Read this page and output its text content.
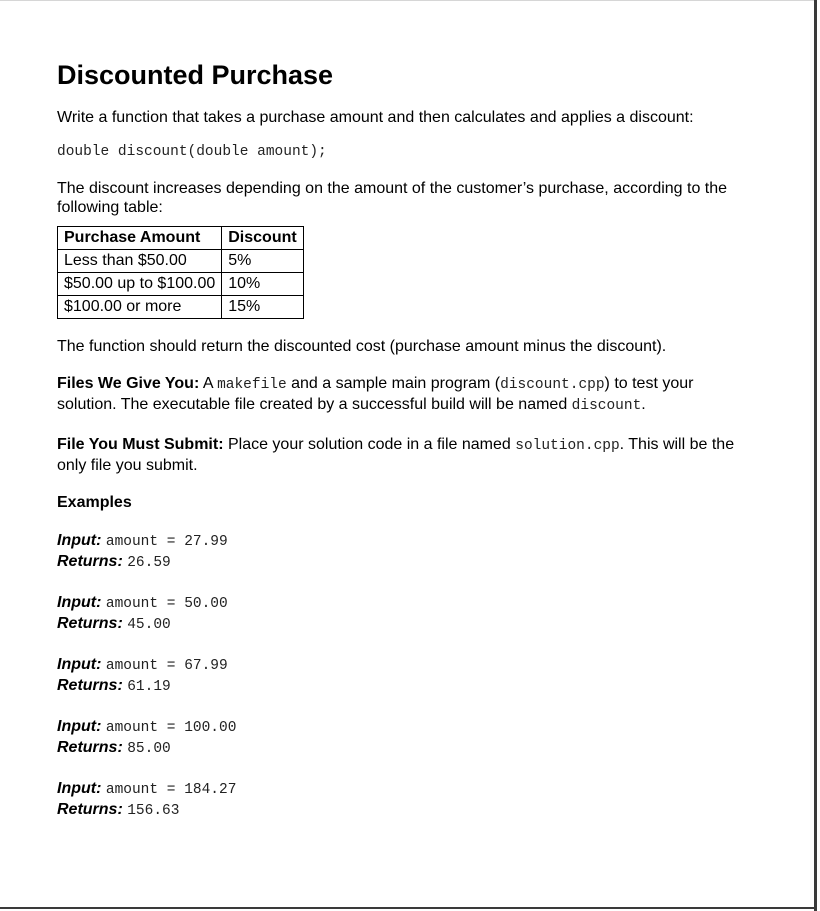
Discounted Purchase

Write a function that takes a purchase amount and then calculates and applies a discount:

double discount(double amount);

The discount increases depending on the amount of the customer’s purchase, according to the following table:

Purchase Amount	Discount
Less than $50.00	5%
$50.00 up to $100.00	10%
$100.00 or more	15%

The function should return the discounted cost (purchase amount minus the discount).

Files We Give You: A makefile and a sample main program (discount.cpp) to test your solution. The executable file created by a successful build will be named discount.

File You Must Submit: Place your solution code in a file named solution.cpp. This will be the only file you submit.

Examples

Input: amount = 27.99
Returns: 26.59
Input: amount = 50.00
Returns: 45.00
Input: amount = 67.99
Returns: 61.19
Input: amount = 100.00
Returns: 85.00
Input: amount = 184.27
Returns: 156.63
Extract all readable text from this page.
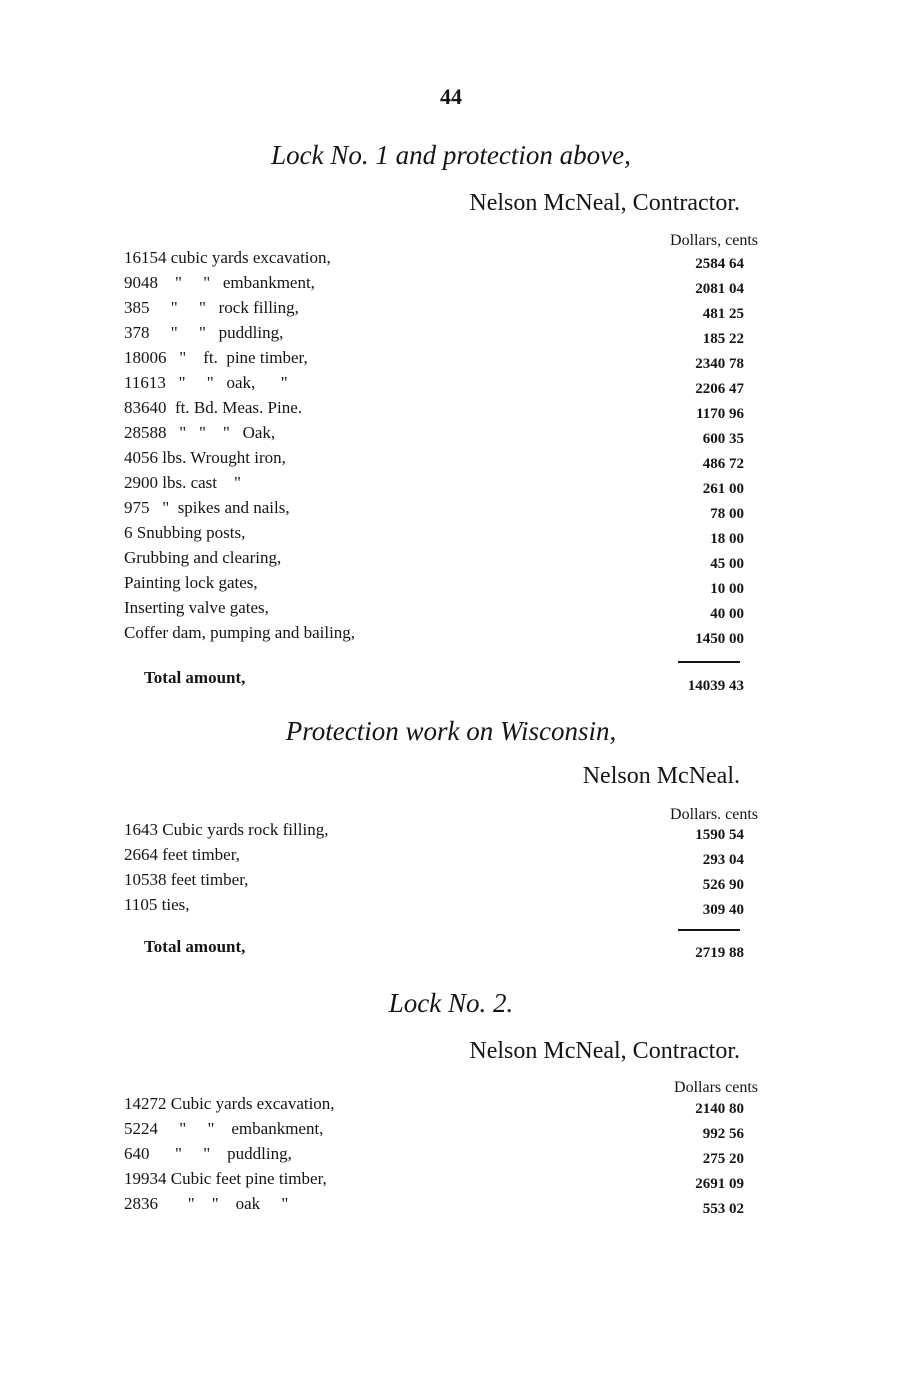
44
Lock No. 1 and protection above,
Nelson McNeal, Contractor.
Dollars, cents
16154 cubic yards excavation,	2584 64
9048    "     "   embankment,	2081 04
385     "     "   rock filling,	481 25
378     "     "   puddling,	185 22
18006   "    ft.  pine timber,	2340 78
11613   "     "   oak,      "	2206 47
83640  ft. Bd. Meas. Pine.	1170 96
28588   "   "    "   Oak,	600 35
4056 lbs. Wrought iron,	486 72
2900 lbs. cast    "	261 00
975   "  spikes and nails,	78 00
6 Snubbing posts,	18 00
Grubbing and clearing,	45 00
Painting lock gates,	10 00
Inserting valve gates,	40 00
Coffer dam, pumping and bailing,	1450 00
Total amount,	14039 43
Protection work on Wisconsin,
Nelson McNeal.
Dollars. cents
1643 Cubic yards rock filling,	1590 54
2664 feet timber,	293 04
10538 feet timber,	526 90
1105 ties,	309 40
Total amount,	2719 88
Lock No. 2.
Nelson McNeal, Contractor.
Dollars cents
14272 Cubic yards excavation,	2140 80
5224     "     "    embankment,	992 56
640      "     "    puddling,	275 20
19934 Cubic feet pine timber,	2691 09
2836       "    "    oak     "	553 02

§ Request
Write out every line above exactly as it is, leaving out the pictures.

§ Result
Read this page and output its text content.
Discounted Purchase

Write a function that takes a purchase amount and then calculates and applies a discount:

double discount(double amount);

The discount increases depending on the amount of the customer’s purchase, according to the following table:

Purchase Amount	Discount
Less than $50.00	5%
$50.00 up to $100.00	10%
$100.00 or more	15%

The function should return the discounted cost (purchase amount minus the discount).

Files We Give You: A makefile and a sample main program (discount.cpp) to test your solution. The executable file created by a successful build will be named discount.

File You Must Submit: Place your solution code in a file named solution.cpp. This will be the only file you submit.

Examples

Input: amount = 27.99
Returns: 26.59
Input: amount = 50.00
Returns: 45.00
Input: amount = 67.99
Returns: 61.19
Input: amount = 100.00
Returns: 85.00
Input: amount = 184.27
Returns: 156.63
Extract all readable text from this page.
44
Lock No. 1 and protection above,
Nelson McNeal, Contractor.
Dollars, cents
16154 cubic yards excavation,	2584 64
9048    "     "   embankment,	2081 04
385     "     "   rock filling,	481 25
378     "     "   puddling,	185 22
18006   "    ft.  pine timber,	2340 78
11613   "     "   oak,      "	2206 47
83640  ft. Bd. Meas. Pine.	1170 96
28588   "   "    "   Oak,	600 35
4056 lbs. Wrought iron,	486 72
2900 lbs. cast    "	261 00
975   "  spikes and nails,	78 00
6 Snubbing posts,	18 00
Grubbing and clearing,	45 00
Painting lock gates,	10 00
Inserting valve gates,	40 00
Coffer dam, pumping and bailing,	1450 00
Total amount,	14039 43
Protection work on Wisconsin,
Nelson McNeal.
Dollars. cents
1643 Cubic yards rock filling,	1590 54
2664 feet timber,	293 04
10538 feet timber,	526 90
1105 ties,	309 40
Total amount,	2719 88
Lock No. 2.
Nelson McNeal, Contractor.
Dollars cents
14272 Cubic yards excavation,	2140 80
5224     "     "    embankment,	992 56
640      "     "    puddling,	275 20
19934 Cubic feet pine timber,	2691 09
2836       "    "    oak     "	553 02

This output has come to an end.